▸ Do this: Return the records word for word. Any pictures in them are not part of the copy.

[Data records]
begin

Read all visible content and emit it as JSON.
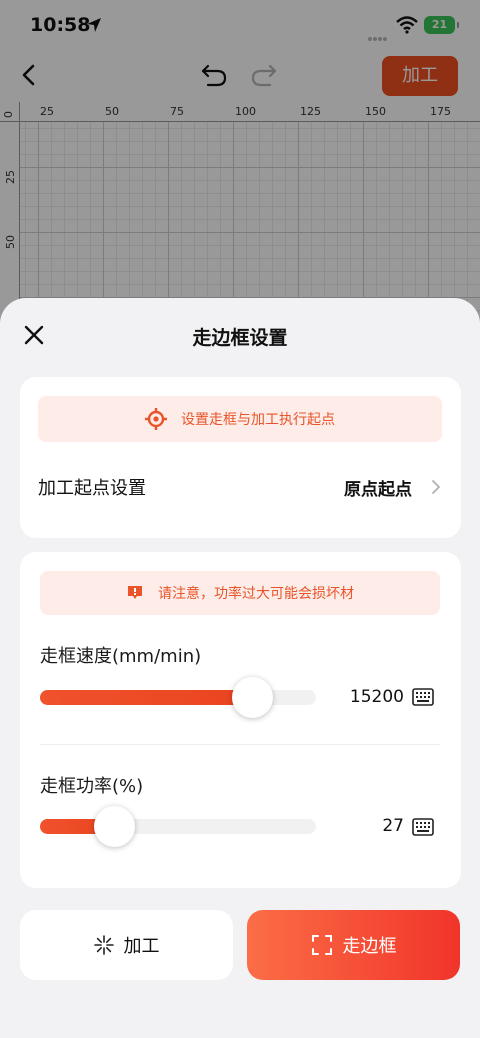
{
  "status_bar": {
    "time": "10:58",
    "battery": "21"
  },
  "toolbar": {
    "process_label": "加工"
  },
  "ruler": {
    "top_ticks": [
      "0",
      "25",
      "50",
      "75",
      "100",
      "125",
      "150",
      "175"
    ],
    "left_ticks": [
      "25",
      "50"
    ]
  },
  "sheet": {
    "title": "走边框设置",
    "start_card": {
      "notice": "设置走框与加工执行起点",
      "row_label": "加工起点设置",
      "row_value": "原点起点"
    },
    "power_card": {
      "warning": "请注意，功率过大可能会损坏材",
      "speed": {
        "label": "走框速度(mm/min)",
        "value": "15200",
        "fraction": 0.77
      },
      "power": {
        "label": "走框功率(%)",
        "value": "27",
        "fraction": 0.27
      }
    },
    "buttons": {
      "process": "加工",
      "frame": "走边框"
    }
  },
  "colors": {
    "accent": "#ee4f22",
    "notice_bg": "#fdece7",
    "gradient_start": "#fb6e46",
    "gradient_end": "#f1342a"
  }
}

end

▸ Exercise answer:
Read all visible content and emit it as JSON.
{
  "status_bar": {
    "time": "10:58",
    "battery": "21"
  },
  "toolbar": {
    "process_label": "加工"
  },
  "ruler": {
    "top_ticks": [
      "0",
      "25",
      "50",
      "75",
      "100",
      "125",
      "150",
      "175"
    ],
    "left_ticks": [
      "25",
      "50"
    ]
  },
  "sheet": {
    "title": "走边框设置",
    "start_card": {
      "notice": "设置走框与加工执行起点",
      "row_label": "加工起点设置",
      "row_value": "原点起点"
    },
    "power_card": {
      "warning": "请注意，功率过大可能会损坏材",
      "speed": {
        "label": "走框速度(mm/min)",
        "value": "15200",
        "fraction": 0.77
      },
      "power": {
        "label": "走框功率(%)",
        "value": "27",
        "fraction": 0.27
      }
    },
    "buttons": {
      "process": "加工",
      "frame": "走边框"
    }
  },
  "colors": {
    "accent": "#ee4f22",
    "notice_bg": "#fdece7",
    "gradient_start": "#fb6e46",
    "gradient_end": "#f1342a"
  }
}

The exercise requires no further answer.